Pull each line holding the word "this" from the data.

--- start of Task material ---

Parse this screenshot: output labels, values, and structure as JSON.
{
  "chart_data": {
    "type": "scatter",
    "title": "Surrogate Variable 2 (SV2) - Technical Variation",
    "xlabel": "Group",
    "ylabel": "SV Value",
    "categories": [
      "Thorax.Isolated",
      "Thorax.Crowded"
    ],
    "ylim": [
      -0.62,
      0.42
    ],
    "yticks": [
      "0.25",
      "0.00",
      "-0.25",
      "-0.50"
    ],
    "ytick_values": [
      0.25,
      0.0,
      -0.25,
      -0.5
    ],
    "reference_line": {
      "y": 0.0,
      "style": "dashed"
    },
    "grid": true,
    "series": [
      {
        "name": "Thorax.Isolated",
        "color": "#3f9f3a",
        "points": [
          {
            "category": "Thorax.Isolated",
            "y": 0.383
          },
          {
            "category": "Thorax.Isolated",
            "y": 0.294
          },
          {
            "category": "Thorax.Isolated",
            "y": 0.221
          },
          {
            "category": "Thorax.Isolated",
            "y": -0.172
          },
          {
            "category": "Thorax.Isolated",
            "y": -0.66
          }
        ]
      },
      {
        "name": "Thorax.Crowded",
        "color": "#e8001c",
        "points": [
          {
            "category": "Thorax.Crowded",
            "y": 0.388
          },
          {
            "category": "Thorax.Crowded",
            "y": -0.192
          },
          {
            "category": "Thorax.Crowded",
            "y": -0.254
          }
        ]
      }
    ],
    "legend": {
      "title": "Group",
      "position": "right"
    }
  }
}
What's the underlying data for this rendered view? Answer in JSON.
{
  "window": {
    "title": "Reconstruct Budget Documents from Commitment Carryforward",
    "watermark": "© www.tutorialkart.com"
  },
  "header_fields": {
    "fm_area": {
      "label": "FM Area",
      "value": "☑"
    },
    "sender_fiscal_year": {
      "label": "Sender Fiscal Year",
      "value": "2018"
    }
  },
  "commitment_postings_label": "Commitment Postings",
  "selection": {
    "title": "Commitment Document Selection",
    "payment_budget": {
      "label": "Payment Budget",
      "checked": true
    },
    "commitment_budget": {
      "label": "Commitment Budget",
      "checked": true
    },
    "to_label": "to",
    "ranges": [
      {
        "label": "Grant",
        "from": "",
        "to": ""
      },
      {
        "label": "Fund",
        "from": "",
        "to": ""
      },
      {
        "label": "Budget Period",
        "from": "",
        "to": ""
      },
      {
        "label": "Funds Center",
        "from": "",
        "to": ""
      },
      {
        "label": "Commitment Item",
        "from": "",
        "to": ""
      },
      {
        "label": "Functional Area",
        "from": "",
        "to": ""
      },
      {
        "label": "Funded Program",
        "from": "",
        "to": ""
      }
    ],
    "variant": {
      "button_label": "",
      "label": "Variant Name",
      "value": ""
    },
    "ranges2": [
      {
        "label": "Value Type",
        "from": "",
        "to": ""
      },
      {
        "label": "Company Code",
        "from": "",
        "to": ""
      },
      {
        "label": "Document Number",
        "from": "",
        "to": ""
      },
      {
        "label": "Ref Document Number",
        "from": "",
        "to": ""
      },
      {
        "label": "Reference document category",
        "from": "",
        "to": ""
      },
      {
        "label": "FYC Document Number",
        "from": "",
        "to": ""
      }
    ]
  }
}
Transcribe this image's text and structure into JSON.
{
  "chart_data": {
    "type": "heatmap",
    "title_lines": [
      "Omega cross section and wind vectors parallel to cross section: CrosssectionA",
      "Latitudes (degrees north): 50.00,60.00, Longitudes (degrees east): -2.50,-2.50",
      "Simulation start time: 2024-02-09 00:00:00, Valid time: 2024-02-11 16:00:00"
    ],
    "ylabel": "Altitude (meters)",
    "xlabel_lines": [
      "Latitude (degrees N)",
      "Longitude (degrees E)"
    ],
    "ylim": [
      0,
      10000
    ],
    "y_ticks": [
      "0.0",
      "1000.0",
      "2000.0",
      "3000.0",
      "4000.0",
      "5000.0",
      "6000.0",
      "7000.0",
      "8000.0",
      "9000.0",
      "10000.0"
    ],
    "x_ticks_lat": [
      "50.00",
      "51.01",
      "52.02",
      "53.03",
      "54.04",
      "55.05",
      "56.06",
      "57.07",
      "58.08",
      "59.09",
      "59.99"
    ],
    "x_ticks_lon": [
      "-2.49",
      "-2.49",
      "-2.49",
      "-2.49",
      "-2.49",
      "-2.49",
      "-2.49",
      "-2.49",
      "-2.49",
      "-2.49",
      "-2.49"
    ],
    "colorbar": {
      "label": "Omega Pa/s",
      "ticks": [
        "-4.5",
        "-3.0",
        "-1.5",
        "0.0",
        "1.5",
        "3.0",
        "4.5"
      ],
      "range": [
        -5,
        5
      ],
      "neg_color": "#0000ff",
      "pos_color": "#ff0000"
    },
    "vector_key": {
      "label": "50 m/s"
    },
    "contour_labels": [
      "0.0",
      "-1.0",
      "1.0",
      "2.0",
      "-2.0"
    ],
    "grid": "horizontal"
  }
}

--- end of Task material ---

**Answer to the task**
Parse this screenshot: output labels, values, and structure as JSON.
What's the underlying data for this rendered view? Answer in JSON.
Transcribe this image's text and structure into JSON.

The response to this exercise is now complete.